[Complete the following]
1) Answer these three questions from the text on Kubernetes container logs, one answer per line, labeled (a), (b) and (c).
(a) How long is the module expected to take?
(b) Which flag on the logs command streams the logs?
(c) Which option must you give to view logs from a multi-container pod?
2) In two or three sentences, use the text on Kubernetes container logs to explain how container logs differ from an airplane's black box in the flight recorder analogy.
3) Summarize the text on Kubernetes container logs in two sentences.

[Text section]
+ + +

Time to Complete: 25-30 minutes

Prerequisites: Module 1.1 (Pods), basic understanding of stdout/stderr


After completing this module, you will be able to:

  • Debug application issues by querying container logs with kubectl logs and its filtering options
  • Implement logging patterns that write structured output to stdout/stderr for Kubernetes collection
  • Explain the Kubernetes logging architecture and why containers should log to stdout, not files
  • Configure log access for multi-container pods by specifying the correct container name

Logs are your window into what’s happening inside containers. When something goes wrong, logs are usually the first place you look. Kubernetes doesn’t store logs permanently—it provides access to stdout/stderr from running containers.

The CKAD exam tests your ability to:

  • View logs from containers
  • Access logs from previous container instances
  • Handle multi-container pods
  • Filter and search log output

The Flight Recorder Analogy

Container logs are like an airplane’s black box. They record everything the application says (stdout/stderr). When something goes wrong, you retrieve the recording to understand what happened. But unlike a black box, Kubernetes only keeps recent logs—if the “plane” is destroyed and rebuilt, the old recording is gone.


The kubectl logs command is your primary tool for retrieving logs from running containers. Whether you need a quick snapshot of recent events or want to stream logs live as they happen, mastering these foundational commands will save you significant time during troubleshooting.

Terminal window
# Basic logs
k logs pod-name
# Follow logs (stream)
k logs -f pod-name
# Last N lines
k logs --tail=100 pod-name
# Logs since timestamp
k logs --since=1h pod-name
k logs --since=30m pod-name
k logs --since=10s pod-name
# Logs since specific time
k logs --since-time=2024-01-15T10:00:00Z pod-name
# Show timestamps
k logs --timestamps pod-name
Terminal window
# Specify container (required for multi-container)
k logs pod-name -c container-name
# All containers
k logs pod-name --all-containers=true
# List containers in pod
k get pod pod-name -o jsonpath='{.spec.containers[*].name}'

Pause and predict: You run kubectl logs my-pod and get no output, but the application is definitely running and processing requests. What is the most likely cause?

+ + +

[Entries shown]
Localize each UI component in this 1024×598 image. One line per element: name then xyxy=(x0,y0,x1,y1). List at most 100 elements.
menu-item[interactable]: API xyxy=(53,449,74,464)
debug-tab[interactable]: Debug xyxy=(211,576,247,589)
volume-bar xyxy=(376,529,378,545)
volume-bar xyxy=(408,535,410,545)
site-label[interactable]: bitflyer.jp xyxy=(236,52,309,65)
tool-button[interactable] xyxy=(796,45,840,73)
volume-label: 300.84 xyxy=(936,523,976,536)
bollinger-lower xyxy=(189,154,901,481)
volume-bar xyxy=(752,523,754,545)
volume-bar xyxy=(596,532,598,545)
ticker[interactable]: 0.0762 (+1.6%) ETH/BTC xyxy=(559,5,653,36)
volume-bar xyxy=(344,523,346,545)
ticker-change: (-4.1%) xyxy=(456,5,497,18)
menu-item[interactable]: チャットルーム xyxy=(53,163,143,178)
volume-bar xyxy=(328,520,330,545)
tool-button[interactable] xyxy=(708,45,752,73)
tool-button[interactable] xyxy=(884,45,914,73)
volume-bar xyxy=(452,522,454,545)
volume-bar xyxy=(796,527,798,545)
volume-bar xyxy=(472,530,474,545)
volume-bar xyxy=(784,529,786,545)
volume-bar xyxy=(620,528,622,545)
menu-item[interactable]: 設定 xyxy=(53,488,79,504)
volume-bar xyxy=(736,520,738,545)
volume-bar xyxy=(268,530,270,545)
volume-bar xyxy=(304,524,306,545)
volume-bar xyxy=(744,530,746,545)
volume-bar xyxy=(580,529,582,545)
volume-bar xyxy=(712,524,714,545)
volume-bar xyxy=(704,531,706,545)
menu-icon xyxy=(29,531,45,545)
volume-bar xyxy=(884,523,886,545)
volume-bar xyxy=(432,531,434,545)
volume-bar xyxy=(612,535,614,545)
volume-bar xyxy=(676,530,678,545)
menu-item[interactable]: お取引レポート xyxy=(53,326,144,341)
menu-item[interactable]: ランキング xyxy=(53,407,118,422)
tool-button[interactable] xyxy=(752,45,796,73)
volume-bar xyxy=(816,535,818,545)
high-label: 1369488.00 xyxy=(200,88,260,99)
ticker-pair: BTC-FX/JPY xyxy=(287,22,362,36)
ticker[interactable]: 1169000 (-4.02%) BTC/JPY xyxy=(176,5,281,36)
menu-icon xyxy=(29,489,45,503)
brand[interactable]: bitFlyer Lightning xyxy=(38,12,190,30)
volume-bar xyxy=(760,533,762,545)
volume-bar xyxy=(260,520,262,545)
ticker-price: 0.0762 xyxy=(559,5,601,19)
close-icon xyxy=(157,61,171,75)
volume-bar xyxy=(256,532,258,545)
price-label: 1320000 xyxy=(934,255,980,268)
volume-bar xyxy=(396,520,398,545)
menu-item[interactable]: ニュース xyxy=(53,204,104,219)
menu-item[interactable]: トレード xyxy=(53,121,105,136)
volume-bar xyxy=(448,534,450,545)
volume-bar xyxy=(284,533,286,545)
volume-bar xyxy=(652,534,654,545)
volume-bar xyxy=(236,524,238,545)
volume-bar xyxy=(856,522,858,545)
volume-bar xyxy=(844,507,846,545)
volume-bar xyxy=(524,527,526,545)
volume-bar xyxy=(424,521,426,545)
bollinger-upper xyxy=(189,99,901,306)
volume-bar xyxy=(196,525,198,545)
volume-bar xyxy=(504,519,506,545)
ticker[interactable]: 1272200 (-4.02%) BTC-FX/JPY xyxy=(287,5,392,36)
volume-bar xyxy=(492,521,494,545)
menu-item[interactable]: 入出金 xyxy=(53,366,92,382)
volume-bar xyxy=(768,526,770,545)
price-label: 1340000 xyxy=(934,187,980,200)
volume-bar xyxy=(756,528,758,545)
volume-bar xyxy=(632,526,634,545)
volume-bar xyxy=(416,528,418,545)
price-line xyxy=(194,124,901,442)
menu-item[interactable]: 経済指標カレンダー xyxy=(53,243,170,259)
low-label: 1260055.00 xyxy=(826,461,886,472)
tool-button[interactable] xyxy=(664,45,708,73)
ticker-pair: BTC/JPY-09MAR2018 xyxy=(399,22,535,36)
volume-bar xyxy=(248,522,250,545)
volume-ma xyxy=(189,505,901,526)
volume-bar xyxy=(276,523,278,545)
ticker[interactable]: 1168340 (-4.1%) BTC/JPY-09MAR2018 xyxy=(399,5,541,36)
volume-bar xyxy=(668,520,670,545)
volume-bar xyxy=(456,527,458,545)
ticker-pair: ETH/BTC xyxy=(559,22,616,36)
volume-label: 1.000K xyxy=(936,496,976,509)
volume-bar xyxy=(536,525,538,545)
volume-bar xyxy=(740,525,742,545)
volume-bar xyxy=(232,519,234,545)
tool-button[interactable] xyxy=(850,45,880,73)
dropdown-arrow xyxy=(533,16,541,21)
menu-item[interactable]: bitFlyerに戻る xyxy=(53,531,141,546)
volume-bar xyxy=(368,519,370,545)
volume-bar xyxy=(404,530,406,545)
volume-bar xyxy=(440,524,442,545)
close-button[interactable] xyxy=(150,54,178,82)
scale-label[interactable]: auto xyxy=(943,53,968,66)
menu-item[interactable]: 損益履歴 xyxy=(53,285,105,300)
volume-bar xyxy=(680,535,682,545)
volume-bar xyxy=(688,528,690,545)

+ + +

[Solutions by task]
1)
(a) 25-30 minutes.
(b) -f.
(c) -c followed by the container name.

2) Like a black box, container logs record what the application writes to stdout/stderr, and you retrieve them to understand what went wrong. Unlike a black box, Kubernetes keeps only recent logs and does not store them permanently. If the "plane" is destroyed and rebuilt, the old recording is gone.

3) Kubernetes does not store logs permanently but gives access to the stdout/stderr of running containers, and these logs are usually the first place to look when something goes wrong. The kubectl logs command retrieves them, with options to stream them, show only the last lines or a recent time window, add timestamps, and pick one container or all containers in a pod.